Could you copy the lines below exactly, leaving none out?

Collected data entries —
════════════════════
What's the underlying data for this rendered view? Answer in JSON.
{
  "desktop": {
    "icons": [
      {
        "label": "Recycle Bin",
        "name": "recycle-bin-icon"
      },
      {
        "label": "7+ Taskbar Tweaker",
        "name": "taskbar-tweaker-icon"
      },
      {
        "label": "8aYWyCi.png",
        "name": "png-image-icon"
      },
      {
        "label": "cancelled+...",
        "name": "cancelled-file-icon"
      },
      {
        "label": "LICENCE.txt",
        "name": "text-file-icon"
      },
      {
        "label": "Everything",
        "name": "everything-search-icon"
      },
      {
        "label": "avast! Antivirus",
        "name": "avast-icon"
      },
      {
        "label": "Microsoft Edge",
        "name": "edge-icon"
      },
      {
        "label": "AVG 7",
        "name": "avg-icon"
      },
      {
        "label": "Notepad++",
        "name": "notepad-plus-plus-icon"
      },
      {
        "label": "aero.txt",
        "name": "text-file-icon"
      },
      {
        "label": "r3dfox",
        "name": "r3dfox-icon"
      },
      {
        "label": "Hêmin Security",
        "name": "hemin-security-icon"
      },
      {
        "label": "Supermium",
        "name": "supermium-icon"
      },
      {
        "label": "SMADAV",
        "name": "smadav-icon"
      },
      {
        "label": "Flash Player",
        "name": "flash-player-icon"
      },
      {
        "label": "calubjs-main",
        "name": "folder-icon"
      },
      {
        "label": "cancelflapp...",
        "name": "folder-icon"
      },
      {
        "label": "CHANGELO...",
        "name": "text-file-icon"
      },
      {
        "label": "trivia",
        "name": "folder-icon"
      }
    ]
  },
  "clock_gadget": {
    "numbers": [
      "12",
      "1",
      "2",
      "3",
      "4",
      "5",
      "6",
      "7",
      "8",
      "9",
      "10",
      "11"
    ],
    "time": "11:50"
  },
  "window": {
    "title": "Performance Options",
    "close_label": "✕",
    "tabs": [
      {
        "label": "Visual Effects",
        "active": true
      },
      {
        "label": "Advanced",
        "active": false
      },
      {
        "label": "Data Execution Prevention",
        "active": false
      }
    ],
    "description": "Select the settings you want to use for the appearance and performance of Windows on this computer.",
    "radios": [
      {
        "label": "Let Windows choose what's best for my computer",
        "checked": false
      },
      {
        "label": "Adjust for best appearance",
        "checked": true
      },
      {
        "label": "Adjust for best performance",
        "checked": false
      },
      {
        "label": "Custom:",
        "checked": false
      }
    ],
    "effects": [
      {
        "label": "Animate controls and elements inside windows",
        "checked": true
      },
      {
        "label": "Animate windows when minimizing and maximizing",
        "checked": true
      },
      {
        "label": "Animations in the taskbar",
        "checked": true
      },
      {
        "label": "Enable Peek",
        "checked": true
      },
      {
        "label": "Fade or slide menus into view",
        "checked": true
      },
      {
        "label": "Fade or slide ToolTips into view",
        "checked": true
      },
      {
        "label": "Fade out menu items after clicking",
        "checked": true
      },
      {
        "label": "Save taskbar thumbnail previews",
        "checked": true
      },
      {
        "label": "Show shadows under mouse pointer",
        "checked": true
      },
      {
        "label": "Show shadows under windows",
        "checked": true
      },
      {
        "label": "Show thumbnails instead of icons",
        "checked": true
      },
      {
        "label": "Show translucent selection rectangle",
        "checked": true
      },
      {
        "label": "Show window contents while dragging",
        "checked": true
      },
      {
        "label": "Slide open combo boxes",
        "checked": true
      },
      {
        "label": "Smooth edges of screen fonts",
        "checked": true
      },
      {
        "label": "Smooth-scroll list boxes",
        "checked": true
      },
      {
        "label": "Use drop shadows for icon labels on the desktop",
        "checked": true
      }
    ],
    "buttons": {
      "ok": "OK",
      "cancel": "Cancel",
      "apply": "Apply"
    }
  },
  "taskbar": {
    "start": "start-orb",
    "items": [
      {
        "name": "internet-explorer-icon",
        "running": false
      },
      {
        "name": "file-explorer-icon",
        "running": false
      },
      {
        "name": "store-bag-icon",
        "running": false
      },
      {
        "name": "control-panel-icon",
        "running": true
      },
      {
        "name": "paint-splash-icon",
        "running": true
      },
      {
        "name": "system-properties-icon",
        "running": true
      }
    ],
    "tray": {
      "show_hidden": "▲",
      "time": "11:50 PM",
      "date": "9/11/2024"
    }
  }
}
════════════════════
Task result —
What's the underlying data for this rendered view? Answer in JSON.
{
  "desktop": {
    "icons": [
      {
        "label": "Recycle Bin",
        "name": "recycle-bin-icon"
      },
      {
        "label": "7+ Taskbar Tweaker",
        "name": "taskbar-tweaker-icon"
      },
      {
        "label": "8aYWyCi.png",
        "name": "png-image-icon"
      },
      {
        "label": "cancelled+...",
        "name": "cancelled-file-icon"
      },
      {
        "label": "LICENCE.txt",
        "name": "text-file-icon"
      },
      {
        "label": "Everything",
        "name": "everything-search-icon"
      },
      {
        "label": "avast! Antivirus",
        "name": "avast-icon"
      },
      {
        "label": "Microsoft Edge",
        "name": "edge-icon"
      },
      {
        "label": "AVG 7",
        "name": "avg-icon"
      },
      {
        "label": "Notepad++",
        "name": "notepad-plus-plus-icon"
      },
      {
        "label": "aero.txt",
        "name": "text-file-icon"
      },
      {
        "label": "r3dfox",
        "name": "r3dfox-icon"
      },
      {
        "label": "Hêmin Security",
        "name": "hemin-security-icon"
      },
      {
        "label": "Supermium",
        "name": "supermium-icon"
      },
      {
        "label": "SMADAV",
        "name": "smadav-icon"
      },
      {
        "label": "Flash Player",
        "name": "flash-player-icon"
      },
      {
        "label": "calubjs-main",
        "name": "folder-icon"
      },
      {
        "label": "cancelflapp...",
        "name": "folder-icon"
      },
      {
        "label": "CHANGELO...",
        "name": "text-file-icon"
      },
      {
        "label": "trivia",
        "name": "folder-icon"
      }
    ]
  },
  "clock_gadget": {
    "numbers": [
      "12",
      "1",
      "2",
      "3",
      "4",
      "5",
      "6",
      "7",
      "8",
      "9",
      "10",
      "11"
    ],
    "time": "11:50"
  },
  "window": {
    "title": "Performance Options",
    "close_label": "✕",
    "tabs": [
      {
        "label": "Visual Effects",
        "active": true
      },
      {
        "label": "Advanced",
        "active": false
      },
      {
        "label": "Data Execution Prevention",
        "active": false
      }
    ],
    "description": "Select the settings you want to use for the appearance and performance of Windows on this computer.",
    "radios": [
      {
        "label": "Let Windows choose what's best for my computer",
        "checked": false
      },
      {
        "label": "Adjust for best appearance",
        "checked": true
      },
      {
        "label": "Adjust for best performance",
        "checked": false
      },
      {
        "label": "Custom:",
        "checked": false
      }
    ],
    "effects": [
      {
        "label": "Animate controls and elements inside windows",
        "checked": true
      },
      {
        "label": "Animate windows when minimizing and maximizing",
        "checked": true
      },
      {
        "label": "Animations in the taskbar",
        "checked": true
      },
      {
        "label": "Enable Peek",
        "checked": true
      },
      {
        "label": "Fade or slide menus into view",
        "checked": true
      },
      {
        "label": "Fade or slide ToolTips into view",
        "checked": true
      },
      {
        "label": "Fade out menu items after clicking",
        "checked": true
      },
      {
        "label": "Save taskbar thumbnail previews",
        "checked": true
      },
      {
        "label": "Show shadows under mouse pointer",
        "checked": true
      },
      {
        "label": "Show shadows under windows",
        "checked": true
      },
      {
        "label": "Show thumbnails instead of icons",
        "checked": true
      },
      {
        "label": "Show translucent selection rectangle",
        "checked": true
      },
      {
        "label": "Show window contents while dragging",
        "checked": true
      },
      {
        "label": "Slide open combo boxes",
        "checked": true
      },
      {
        "label": "Smooth edges of screen fonts",
        "checked": true
      },
      {
        "label": "Smooth-scroll list boxes",
        "checked": true
      },
      {
        "label": "Use drop shadows for icon labels on the desktop",
        "checked": true
      }
    ],
    "buttons": {
      "ok": "OK",
      "cancel": "Cancel",
      "apply": "Apply"
    }
  },
  "taskbar": {
    "start": "start-orb",
    "items": [
      {
        "name": "internet-explorer-icon",
        "running": false
      },
      {
        "name": "file-explorer-icon",
        "running": false
      },
      {
        "name": "store-bag-icon",
        "running": false
      },
      {
        "name": "control-panel-icon",
        "running": true
      },
      {
        "name": "paint-splash-icon",
        "running": true
      },
      {
        "name": "system-properties-icon",
        "running": true
      }
    ],
    "tray": {
      "show_hidden": "▲",
      "time": "11:50 PM",
      "date": "9/11/2024"
    }
  }
}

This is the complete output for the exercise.